**RAW DATA**
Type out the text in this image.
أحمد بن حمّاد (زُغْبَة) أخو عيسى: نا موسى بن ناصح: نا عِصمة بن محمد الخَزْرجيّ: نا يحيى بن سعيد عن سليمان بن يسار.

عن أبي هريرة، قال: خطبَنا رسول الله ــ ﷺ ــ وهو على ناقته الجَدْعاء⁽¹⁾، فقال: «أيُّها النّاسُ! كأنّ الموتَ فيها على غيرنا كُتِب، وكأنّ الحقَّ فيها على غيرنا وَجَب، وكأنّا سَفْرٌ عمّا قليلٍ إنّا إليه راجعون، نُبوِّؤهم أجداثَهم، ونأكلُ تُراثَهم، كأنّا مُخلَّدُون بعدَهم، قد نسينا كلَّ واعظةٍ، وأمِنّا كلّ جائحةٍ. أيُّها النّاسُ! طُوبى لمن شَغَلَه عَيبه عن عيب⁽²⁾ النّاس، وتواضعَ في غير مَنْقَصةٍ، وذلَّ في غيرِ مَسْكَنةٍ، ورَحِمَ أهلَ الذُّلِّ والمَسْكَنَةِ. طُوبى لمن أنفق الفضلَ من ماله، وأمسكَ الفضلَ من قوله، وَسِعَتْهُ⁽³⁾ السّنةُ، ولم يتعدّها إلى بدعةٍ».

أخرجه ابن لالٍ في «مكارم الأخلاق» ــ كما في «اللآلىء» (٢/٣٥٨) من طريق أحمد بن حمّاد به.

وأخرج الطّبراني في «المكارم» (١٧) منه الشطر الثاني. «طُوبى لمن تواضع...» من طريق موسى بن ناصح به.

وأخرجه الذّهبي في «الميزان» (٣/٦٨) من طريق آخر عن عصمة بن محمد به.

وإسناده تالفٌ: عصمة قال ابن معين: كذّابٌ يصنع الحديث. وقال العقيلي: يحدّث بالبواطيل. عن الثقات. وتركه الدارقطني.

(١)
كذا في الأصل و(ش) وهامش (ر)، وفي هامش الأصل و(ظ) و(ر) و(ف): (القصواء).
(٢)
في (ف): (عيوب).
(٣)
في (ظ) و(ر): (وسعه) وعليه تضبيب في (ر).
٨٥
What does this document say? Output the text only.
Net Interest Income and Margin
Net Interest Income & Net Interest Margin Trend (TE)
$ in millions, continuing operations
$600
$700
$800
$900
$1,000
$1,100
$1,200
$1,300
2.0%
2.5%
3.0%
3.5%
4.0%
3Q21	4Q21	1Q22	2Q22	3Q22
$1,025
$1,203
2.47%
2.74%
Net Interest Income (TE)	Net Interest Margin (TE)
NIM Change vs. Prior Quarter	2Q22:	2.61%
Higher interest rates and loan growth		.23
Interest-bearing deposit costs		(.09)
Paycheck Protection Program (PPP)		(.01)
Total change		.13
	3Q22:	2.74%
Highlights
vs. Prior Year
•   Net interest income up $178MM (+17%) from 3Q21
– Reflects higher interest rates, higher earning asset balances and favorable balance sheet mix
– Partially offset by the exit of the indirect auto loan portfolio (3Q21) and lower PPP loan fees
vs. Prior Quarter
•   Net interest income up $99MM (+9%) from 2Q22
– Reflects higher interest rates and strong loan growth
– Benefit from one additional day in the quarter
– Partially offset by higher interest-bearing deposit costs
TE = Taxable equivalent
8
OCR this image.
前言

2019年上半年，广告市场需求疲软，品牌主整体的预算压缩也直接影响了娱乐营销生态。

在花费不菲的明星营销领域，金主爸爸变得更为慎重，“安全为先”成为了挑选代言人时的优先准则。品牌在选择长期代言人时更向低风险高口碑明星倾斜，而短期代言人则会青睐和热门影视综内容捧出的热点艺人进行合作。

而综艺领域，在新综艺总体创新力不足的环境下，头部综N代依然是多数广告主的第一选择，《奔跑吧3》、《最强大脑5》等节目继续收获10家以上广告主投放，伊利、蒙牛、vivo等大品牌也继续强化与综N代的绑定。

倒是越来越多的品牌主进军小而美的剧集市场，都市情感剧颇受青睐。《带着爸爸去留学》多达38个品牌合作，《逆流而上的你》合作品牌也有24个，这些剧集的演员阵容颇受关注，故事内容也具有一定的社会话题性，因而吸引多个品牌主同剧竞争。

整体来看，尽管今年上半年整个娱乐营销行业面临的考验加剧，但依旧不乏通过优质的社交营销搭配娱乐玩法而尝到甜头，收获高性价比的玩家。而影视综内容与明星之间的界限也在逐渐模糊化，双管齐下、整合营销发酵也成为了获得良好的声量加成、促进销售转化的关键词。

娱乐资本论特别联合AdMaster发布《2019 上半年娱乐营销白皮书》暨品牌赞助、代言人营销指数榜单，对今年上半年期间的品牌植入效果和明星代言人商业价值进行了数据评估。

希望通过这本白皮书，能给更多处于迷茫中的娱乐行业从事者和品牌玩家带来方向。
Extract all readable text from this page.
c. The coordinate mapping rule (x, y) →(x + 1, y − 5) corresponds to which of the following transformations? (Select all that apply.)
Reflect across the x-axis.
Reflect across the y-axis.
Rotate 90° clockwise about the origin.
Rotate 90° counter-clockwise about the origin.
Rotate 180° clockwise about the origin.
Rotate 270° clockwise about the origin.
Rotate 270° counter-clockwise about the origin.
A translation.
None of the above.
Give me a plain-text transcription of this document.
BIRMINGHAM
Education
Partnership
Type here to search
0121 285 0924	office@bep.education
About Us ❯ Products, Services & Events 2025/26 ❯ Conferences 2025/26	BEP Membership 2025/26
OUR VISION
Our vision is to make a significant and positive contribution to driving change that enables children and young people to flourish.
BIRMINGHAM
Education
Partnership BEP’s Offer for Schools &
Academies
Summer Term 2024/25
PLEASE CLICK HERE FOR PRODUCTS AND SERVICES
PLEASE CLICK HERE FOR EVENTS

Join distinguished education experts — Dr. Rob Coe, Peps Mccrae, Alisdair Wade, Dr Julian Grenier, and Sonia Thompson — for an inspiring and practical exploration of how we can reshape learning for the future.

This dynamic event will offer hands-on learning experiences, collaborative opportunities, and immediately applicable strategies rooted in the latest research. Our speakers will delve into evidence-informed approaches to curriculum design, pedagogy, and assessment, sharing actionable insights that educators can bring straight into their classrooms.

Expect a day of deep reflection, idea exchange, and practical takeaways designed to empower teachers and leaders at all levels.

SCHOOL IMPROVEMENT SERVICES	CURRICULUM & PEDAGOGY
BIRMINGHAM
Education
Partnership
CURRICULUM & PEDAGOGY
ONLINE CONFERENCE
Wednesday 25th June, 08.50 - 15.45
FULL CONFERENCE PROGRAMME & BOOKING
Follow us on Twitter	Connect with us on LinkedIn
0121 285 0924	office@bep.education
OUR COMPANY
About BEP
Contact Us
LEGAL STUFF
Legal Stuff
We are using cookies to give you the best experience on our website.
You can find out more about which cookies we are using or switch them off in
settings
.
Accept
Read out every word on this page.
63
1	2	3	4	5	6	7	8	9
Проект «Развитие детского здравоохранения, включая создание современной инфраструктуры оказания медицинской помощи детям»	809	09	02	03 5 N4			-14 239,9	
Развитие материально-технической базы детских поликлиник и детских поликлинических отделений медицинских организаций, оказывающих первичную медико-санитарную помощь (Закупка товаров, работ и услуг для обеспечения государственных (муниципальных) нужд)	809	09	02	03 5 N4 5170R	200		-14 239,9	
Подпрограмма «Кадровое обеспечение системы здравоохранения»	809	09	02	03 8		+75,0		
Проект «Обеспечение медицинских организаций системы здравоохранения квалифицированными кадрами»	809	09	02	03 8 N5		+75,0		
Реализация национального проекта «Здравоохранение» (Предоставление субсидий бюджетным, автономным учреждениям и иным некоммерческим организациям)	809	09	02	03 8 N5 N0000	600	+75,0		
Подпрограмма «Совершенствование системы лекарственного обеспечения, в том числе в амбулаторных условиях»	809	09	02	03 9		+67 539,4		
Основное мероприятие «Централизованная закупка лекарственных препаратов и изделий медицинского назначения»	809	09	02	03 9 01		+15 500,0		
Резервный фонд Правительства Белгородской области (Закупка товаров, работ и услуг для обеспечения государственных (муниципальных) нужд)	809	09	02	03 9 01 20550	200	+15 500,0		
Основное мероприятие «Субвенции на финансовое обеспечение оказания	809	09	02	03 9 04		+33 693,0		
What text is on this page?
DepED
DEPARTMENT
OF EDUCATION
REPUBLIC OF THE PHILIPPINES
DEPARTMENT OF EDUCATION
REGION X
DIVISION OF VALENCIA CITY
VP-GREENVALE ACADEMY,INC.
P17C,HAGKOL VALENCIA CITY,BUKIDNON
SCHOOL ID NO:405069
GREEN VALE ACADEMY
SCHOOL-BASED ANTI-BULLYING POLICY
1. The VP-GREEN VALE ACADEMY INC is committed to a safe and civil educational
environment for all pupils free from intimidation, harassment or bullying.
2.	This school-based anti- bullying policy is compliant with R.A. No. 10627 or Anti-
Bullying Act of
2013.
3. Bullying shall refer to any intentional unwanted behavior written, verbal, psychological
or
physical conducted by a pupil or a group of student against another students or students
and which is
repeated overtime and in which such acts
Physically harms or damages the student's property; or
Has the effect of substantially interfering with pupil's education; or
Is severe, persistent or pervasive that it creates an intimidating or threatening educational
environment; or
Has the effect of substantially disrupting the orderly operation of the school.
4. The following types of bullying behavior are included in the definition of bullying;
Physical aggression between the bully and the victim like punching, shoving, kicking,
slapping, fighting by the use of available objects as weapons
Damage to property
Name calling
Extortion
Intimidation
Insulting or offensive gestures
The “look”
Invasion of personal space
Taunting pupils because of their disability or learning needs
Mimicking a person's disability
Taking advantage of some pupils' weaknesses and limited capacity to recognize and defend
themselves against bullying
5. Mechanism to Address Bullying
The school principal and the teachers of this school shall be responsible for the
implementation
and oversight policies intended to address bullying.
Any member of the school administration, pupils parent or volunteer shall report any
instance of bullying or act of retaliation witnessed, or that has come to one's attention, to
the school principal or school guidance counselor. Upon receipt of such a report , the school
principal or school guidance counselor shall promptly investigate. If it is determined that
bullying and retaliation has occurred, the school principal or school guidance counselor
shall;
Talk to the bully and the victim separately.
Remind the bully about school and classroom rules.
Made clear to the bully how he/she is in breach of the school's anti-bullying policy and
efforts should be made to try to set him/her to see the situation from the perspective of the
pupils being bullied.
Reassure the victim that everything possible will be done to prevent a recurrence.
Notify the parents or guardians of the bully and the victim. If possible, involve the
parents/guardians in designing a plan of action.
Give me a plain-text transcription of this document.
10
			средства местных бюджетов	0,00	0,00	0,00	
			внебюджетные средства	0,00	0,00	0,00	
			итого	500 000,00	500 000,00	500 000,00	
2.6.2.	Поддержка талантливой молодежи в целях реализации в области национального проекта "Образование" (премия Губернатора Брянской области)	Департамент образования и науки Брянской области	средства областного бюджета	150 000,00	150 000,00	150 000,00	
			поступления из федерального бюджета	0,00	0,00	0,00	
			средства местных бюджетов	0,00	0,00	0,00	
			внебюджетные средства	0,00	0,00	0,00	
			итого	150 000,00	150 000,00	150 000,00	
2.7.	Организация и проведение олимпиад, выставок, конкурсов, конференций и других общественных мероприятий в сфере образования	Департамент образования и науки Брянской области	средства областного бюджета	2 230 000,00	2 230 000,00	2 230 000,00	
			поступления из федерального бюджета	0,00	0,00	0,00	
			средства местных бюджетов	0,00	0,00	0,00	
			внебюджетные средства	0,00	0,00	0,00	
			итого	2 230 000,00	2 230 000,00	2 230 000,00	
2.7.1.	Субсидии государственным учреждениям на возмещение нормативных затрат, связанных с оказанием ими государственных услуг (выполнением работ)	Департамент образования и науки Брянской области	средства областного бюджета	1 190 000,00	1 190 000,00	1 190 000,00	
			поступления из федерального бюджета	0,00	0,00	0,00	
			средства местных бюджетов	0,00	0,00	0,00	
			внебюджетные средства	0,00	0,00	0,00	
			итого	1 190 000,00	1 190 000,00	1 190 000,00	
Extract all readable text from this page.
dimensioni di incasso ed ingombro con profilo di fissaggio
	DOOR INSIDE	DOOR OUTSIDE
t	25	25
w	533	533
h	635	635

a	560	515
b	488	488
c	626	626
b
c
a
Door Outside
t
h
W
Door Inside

**WHAT TO WORK ON**
Say how many lines of the material contain the word "Prior", with no other text.

**EXERCISE ANSWER**
3